Dataset items:
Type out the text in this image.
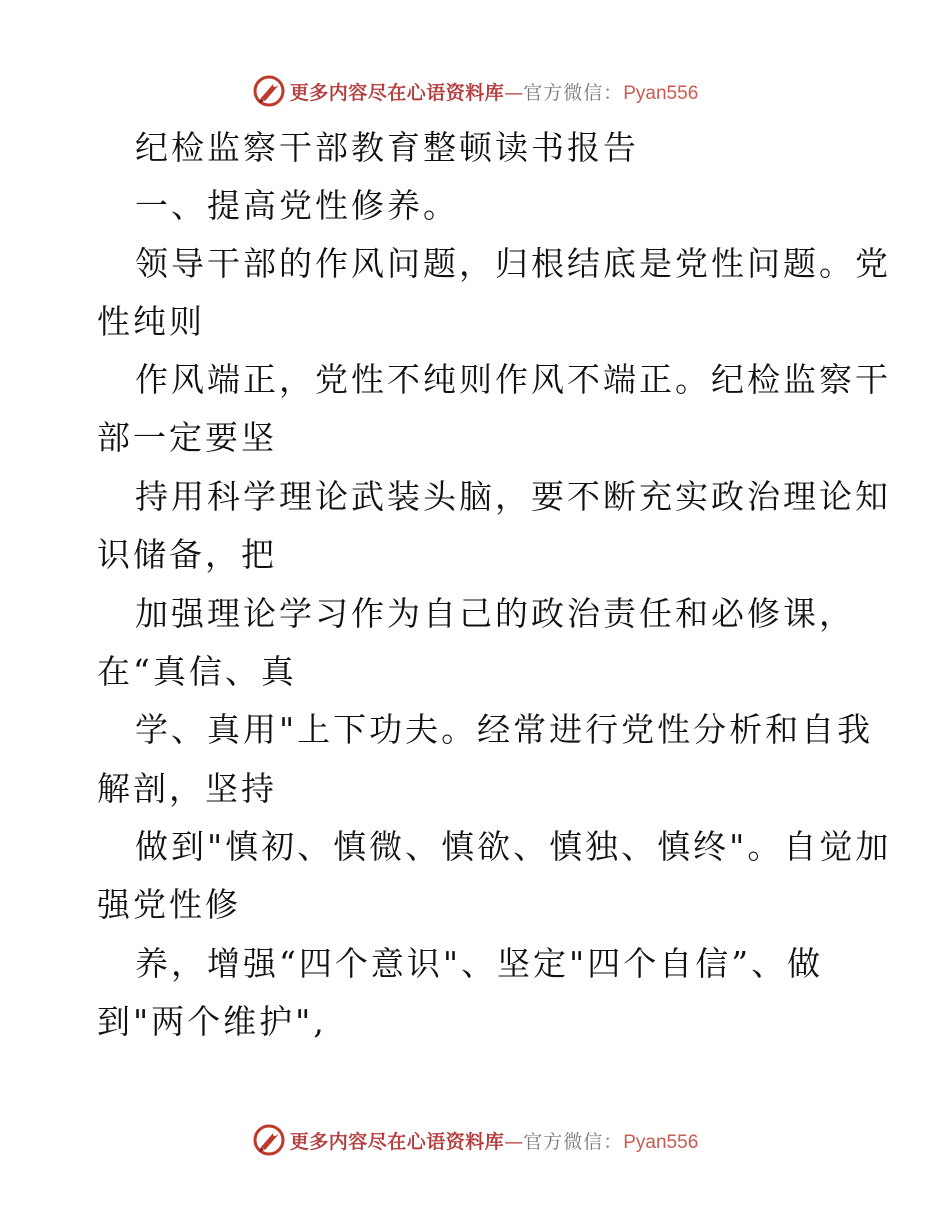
更多内容尽在心语资料库—官方微信：Pyan556
纪检监察干部教育整顿读书报告
一、提高党性修养。
领导干部的作风问题，归根结底是党性问题。党
性纯则
作风端正，党性不纯则作风不端正。纪检监察干
部一定要坚
持用科学理论武装头脑，要不断充实政治理论知
识储备，把
加强理论学习作为自己的政治责任和必修课，
在“真信、真
学、真用"上下功夫。经常进行党性分析和自我
解剖，坚持
做到"慎初、慎微、慎欲、慎独、慎终"。自觉加
强党性修
养，增强“四个意识"、坚定"四个自信”、做
到"两个维护",
更多内容尽在心语资料库—官方微信：Pyan556
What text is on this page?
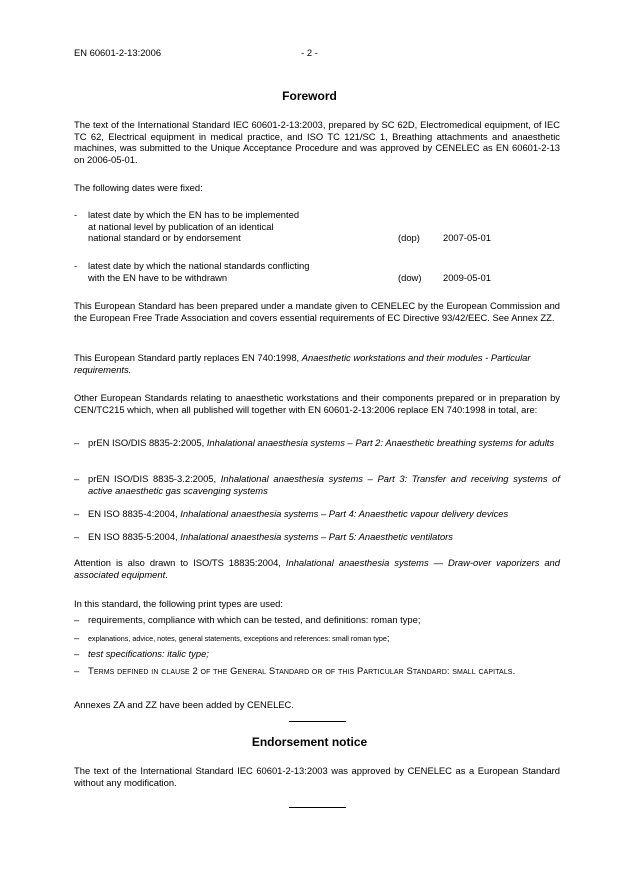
EN 60601-2-13:2006	- 2 -
Foreword
The text of the International Standard IEC 60601-2-13:2003, prepared by SC 62D, Electromedical equipment, of IEC TC 62, Electrical equipment in medical practice, and ISO TC 121/SC 1, Breathing attachments and anaesthetic machines, was submitted to the Unique Acceptance Procedure and was approved by CENELEC as EN 60601-2-13 on 2006-05-01.
The following dates were fixed:
-	latest date by which the EN has to be implemented
at national level by publication of an identical
national standard or by endorsement	(dop) 2007-05-01
-	latest date by which the national standards conflicting
with the EN have to be withdrawn	(dow) 2009-05-01
This European Standard has been prepared under a mandate given to CENELEC by the European Commission and the European Free Trade Association and covers essential requirements of EC Directive 93/42/EEC. See Annex ZZ.
This European Standard partly replaces EN 740:1998, Anaesthetic workstations and their modules - Particular requirements.
Other European Standards relating to anaesthetic workstations and their components prepared or in preparation by CEN/TC215 which, when all published will together with EN 60601-2-13:2006 replace EN 740:1998 in total, are:
– prEN ISO/DIS 8835-2:2005, Inhalational anaesthesia systems – Part 2: Anaesthetic breathing systems for adults
– prEN ISO/DIS 8835-3.2:2005, Inhalational anaesthesia systems – Part 3: Transfer and receiving systems of active anaesthetic gas scavenging systems
– EN ISO 8835-4:2004, Inhalational anaesthesia systems – Part 4: Anaesthetic vapour delivery devices
– EN ISO 8835-5:2004, Inhalational anaesthesia systems – Part 5: Anaesthetic ventilators
Attention is also drawn to ISO/TS 18835:2004, Inhalational anaesthesia systems — Draw-over vaporizers and associated equipment.
In this standard, the following print types are used:
– requirements, compliance with which can be tested, and definitions: roman type;
–	explanations, advice, notes, general statements, exceptions and references: small roman type;
– test specifications: italic type;
– Terms defined in clause 2 of the General Standard or of this Particular Standard: small capitals.
Annexes ZA and ZZ have been added by CENELEC.
Endorsement notice
The text of the International Standard IEC 60601-2-13:2003 was approved by CENELEC as a European Standard without any modification.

Work instructions
Copy the whole of the material above exactly, but not its images.

Exercise solution
Type out the text in this image.
更多内容尽在心语资料库—官方微信：Pyan556
纪检监察干部教育整顿读书报告
一、提高党性修养。
领导干部的作风问题，归根结底是党性问题。党
性纯则
作风端正，党性不纯则作风不端正。纪检监察干
部一定要坚
持用科学理论武装头脑，要不断充实政治理论知
识储备，把
加强理论学习作为自己的政治责任和必修课，
在“真信、真
学、真用"上下功夫。经常进行党性分析和自我
解剖，坚持
做到"慎初、慎微、慎欲、慎独、慎终"。自觉加
强党性修
养，增强“四个意识"、坚定"四个自信”、做
到"两个维护",
更多内容尽在心语资料库—官方微信：Pyan556
What text is on this page?
EN 60601-2-13:2006	- 2 -
Foreword
The text of the International Standard IEC 60601-2-13:2003, prepared by SC 62D, Electromedical equipment, of IEC TC 62, Electrical equipment in medical practice, and ISO TC 121/SC 1, Breathing attachments and anaesthetic machines, was submitted to the Unique Acceptance Procedure and was approved by CENELEC as EN 60601-2-13 on 2006-05-01.
The following dates were fixed:
-	latest date by which the EN has to be implemented
at national level by publication of an identical
national standard or by endorsement	(dop) 2007-05-01
-	latest date by which the national standards conflicting
with the EN have to be withdrawn	(dow) 2009-05-01
This European Standard has been prepared under a mandate given to CENELEC by the European Commission and the European Free Trade Association and covers essential requirements of EC Directive 93/42/EEC. See Annex ZZ.
This European Standard partly replaces EN 740:1998, Anaesthetic workstations and their modules - Particular requirements.
Other European Standards relating to anaesthetic workstations and their components prepared or in preparation by CEN/TC215 which, when all published will together with EN 60601-2-13:2006 replace EN 740:1998 in total, are:
– prEN ISO/DIS 8835-2:2005, Inhalational anaesthesia systems – Part 2: Anaesthetic breathing systems for adults
– prEN ISO/DIS 8835-3.2:2005, Inhalational anaesthesia systems – Part 3: Transfer and receiving systems of active anaesthetic gas scavenging systems
– EN ISO 8835-4:2004, Inhalational anaesthesia systems – Part 4: Anaesthetic vapour delivery devices
– EN ISO 8835-5:2004, Inhalational anaesthesia systems – Part 5: Anaesthetic ventilators
Attention is also drawn to ISO/TS 18835:2004, Inhalational anaesthesia systems — Draw-over vaporizers and associated equipment.
In this standard, the following print types are used:
– requirements, compliance with which can be tested, and definitions: roman type;
–	explanations, advice, notes, general statements, exceptions and references: small roman type;
– test specifications: italic type;
– Terms defined in clause 2 of the General Standard or of this Particular Standard: small capitals.
Annexes ZA and ZZ have been added by CENELEC.
Endorsement notice
The text of the International Standard IEC 60601-2-13:2003 was approved by CENELEC as a European Standard without any modification.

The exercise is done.